Entries:
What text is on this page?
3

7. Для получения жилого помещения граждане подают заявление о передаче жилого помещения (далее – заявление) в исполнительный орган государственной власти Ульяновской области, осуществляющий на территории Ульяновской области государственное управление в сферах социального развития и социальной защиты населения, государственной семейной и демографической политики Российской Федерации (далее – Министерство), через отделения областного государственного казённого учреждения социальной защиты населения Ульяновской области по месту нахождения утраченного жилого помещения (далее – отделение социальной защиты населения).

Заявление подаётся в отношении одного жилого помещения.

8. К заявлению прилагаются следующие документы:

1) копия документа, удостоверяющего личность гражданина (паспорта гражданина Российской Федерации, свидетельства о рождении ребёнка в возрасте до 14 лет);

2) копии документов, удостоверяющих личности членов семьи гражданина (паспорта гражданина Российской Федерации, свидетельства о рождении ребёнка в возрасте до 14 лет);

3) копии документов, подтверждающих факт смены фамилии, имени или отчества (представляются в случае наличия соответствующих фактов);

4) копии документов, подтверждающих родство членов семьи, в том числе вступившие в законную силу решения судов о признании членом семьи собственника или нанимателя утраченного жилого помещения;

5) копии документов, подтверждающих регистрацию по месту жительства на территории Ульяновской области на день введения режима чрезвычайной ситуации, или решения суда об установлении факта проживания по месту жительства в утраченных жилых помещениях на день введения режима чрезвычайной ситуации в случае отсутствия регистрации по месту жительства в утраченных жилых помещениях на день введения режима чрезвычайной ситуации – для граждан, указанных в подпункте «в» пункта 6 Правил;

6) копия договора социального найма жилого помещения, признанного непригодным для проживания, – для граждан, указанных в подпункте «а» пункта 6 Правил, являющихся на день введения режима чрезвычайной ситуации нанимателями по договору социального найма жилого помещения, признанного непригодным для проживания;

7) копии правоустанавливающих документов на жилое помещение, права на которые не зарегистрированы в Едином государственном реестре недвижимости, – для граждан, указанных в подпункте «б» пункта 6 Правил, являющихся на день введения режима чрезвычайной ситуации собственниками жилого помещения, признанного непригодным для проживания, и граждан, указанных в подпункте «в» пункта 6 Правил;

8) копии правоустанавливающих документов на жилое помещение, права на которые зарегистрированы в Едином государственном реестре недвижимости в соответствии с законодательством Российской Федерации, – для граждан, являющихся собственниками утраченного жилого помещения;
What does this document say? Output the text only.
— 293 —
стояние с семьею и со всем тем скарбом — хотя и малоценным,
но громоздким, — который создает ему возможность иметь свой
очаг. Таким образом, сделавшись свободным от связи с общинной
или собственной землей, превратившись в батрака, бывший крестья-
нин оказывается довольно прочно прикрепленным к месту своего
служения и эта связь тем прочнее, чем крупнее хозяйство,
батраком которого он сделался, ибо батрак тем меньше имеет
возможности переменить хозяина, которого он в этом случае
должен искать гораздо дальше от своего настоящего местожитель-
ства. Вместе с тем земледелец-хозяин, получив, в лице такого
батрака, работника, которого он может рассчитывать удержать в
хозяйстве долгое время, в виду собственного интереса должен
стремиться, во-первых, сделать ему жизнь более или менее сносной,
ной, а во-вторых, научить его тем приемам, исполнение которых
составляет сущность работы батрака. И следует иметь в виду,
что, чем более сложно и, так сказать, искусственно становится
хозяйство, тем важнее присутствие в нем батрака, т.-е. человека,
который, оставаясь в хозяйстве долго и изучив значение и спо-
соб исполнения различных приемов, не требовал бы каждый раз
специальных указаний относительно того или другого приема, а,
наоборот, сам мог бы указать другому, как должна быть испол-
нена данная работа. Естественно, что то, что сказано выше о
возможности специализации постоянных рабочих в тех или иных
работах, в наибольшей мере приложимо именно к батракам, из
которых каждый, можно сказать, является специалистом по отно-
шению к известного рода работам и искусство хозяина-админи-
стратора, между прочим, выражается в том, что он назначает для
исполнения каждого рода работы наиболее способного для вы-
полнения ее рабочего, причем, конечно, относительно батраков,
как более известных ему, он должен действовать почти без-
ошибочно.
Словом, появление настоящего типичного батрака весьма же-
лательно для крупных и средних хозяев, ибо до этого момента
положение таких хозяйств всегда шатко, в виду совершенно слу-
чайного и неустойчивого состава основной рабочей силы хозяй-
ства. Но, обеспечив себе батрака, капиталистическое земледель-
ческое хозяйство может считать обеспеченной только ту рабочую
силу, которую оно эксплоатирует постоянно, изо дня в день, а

Goal:
Return the entries above exactly as they appear.

Task response:
What text is on this page?
3

7. Для получения жилого помещения граждане подают заявление о передаче жилого помещения (далее – заявление) в исполнительный орган государственной власти Ульяновской области, осуществляющий на территории Ульяновской области государственное управление в сферах социального развития и социальной защиты населения, государственной семейной и демографической политики Российской Федерации (далее – Министерство), через отделения областного государственного казённого учреждения социальной защиты населения Ульяновской области по месту нахождения утраченного жилого помещения (далее – отделение социальной защиты населения).

Заявление подаётся в отношении одного жилого помещения.

8. К заявлению прилагаются следующие документы:

1) копия документа, удостоверяющего личность гражданина (паспорта гражданина Российской Федерации, свидетельства о рождении ребёнка в возрасте до 14 лет);

2) копии документов, удостоверяющих личности членов семьи гражданина (паспорта гражданина Российской Федерации, свидетельства о рождении ребёнка в возрасте до 14 лет);

3) копии документов, подтверждающих факт смены фамилии, имени или отчества (представляются в случае наличия соответствующих фактов);

4) копии документов, подтверждающих родство членов семьи, в том числе вступившие в законную силу решения судов о признании членом семьи собственника или нанимателя утраченного жилого помещения;

5) копии документов, подтверждающих регистрацию по месту жительства на территории Ульяновской области на день введения режима чрезвычайной ситуации, или решения суда об установлении факта проживания по месту жительства в утраченных жилых помещениях на день введения режима чрезвычайной ситуации в случае отсутствия регистрации по месту жительства в утраченных жилых помещениях на день введения режима чрезвычайной ситуации – для граждан, указанных в подпункте «в» пункта 6 Правил;

6) копия договора социального найма жилого помещения, признанного непригодным для проживания, – для граждан, указанных в подпункте «а» пункта 6 Правил, являющихся на день введения режима чрезвычайной ситуации нанимателями по договору социального найма жилого помещения, признанного непригодным для проживания;

7) копии правоустанавливающих документов на жилое помещение, права на которые не зарегистрированы в Едином государственном реестре недвижимости, – для граждан, указанных в подпункте «б» пункта 6 Правил, являющихся на день введения режима чрезвычайной ситуации собственниками жилого помещения, признанного непригодным для проживания, и граждан, указанных в подпункте «в» пункта 6 Правил;

8) копии правоустанавливающих документов на жилое помещение, права на которые зарегистрированы в Едином государственном реестре недвижимости в соответствии с законодательством Российской Федерации, – для граждан, являющихся собственниками утраченного жилого помещения;
What does this document say? Output the text only.
— 293 —
стояние с семьею и со всем тем скарбом — хотя и малоценным,
но громоздким, — который создает ему возможность иметь свой
очаг. Таким образом, сделавшись свободным от связи с общинной
или собственной землей, превратившись в батрака, бывший крестья-
нин оказывается довольно прочно прикрепленным к месту своего
служения и эта связь тем прочнее, чем крупнее хозяйство,
батраком которого он сделался, ибо батрак тем меньше имеет
возможности переменить хозяина, которого он в этом случае
должен искать гораздо дальше от своего настоящего местожитель-
ства. Вместе с тем земледелец-хозяин, получив, в лице такого
батрака, работника, которого он может рассчитывать удержать в
хозяйстве долгое время, в виду собственного интереса должен
стремиться, во-первых, сделать ему жизнь более или менее сносной,
ной, а во-вторых, научить его тем приемам, исполнение которых
составляет сущность работы батрака. И следует иметь в виду,
что, чем более сложно и, так сказать, искусственно становится
хозяйство, тем важнее присутствие в нем батрака, т.-е. человека,
который, оставаясь в хозяйстве долго и изучив значение и спо-
соб исполнения различных приемов, не требовал бы каждый раз
специальных указаний относительно того или другого приема, а,
наоборот, сам мог бы указать другому, как должна быть испол-
нена данная работа. Естественно, что то, что сказано выше о
возможности специализации постоянных рабочих в тех или иных
работах, в наибольшей мере приложимо именно к батракам, из
которых каждый, можно сказать, является специалистом по отно-
шению к известного рода работам и искусство хозяина-админи-
стратора, между прочим, выражается в том, что он назначает для
исполнения каждого рода работы наиболее способного для вы-
полнения ее рабочего, причем, конечно, относительно батраков,
как более известных ему, он должен действовать почти без-
ошибочно.
Словом, появление настоящего типичного батрака весьма же-
лательно для крупных и средних хозяев, ибо до этого момента
положение таких хозяйств всегда шатко, в виду совершенно слу-
чайного и неустойчивого состава основной рабочей силы хозяй-
ства. Но, обеспечив себе батрака, капиталистическое земледель-
ческое хозяйство может считать обеспеченной только ту рабочую
силу, которую оно эксплоатирует постоянно, изо дня в день, а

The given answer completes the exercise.